### Problem to solve
Return the listing below unchanged, minus its pictures.

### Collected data
— START —
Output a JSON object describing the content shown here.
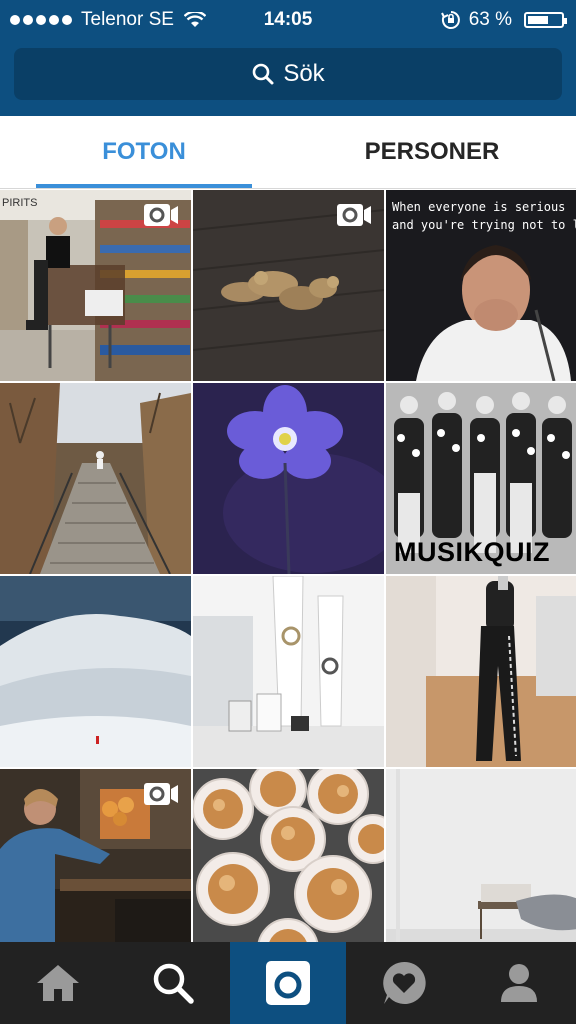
{
  "status": {
    "carrier": "Telenor SE",
    "time": "14:05",
    "battery": "63 %",
    "battery_level": 0.63
  },
  "search": {
    "label": "Sök"
  },
  "tabs": [
    {
      "label": "FOTON",
      "active": true
    },
    {
      "label": "PERSONER",
      "active": false
    }
  ],
  "grid": {
    "captions": {
      "meme": "When everyone is serious\nand you're trying not to laugh",
      "musikquiz": "MUSIKQUIZ"
    }
  },
  "colors": {
    "header": "#0d4f80",
    "accent": "#3a8fd9",
    "nav": "#222222"
  },
  "nav": {
    "items": [
      "home-icon",
      "search-icon",
      "camera-icon",
      "activity-heart-icon",
      "profile-icon"
    ],
    "active": "search-icon"
  }
}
— END —
### Correct output
Output a JSON object describing the content shown here.
{
  "status": {
    "carrier": "Telenor SE",
    "time": "14:05",
    "battery": "63 %",
    "battery_level": 0.63
  },
  "search": {
    "label": "Sök"
  },
  "tabs": [
    {
      "label": "FOTON",
      "active": true
    },
    {
      "label": "PERSONER",
      "active": false
    }
  ],
  "grid": {
    "captions": {
      "meme": "When everyone is serious\nand you're trying not to laugh",
      "musikquiz": "MUSIKQUIZ"
    }
  },
  "colors": {
    "header": "#0d4f80",
    "accent": "#3a8fd9",
    "nav": "#222222"
  },
  "nav": {
    "items": [
      "home-icon",
      "search-icon",
      "camera-icon",
      "activity-heart-icon",
      "profile-icon"
    ],
    "active": "search-icon"
  }
}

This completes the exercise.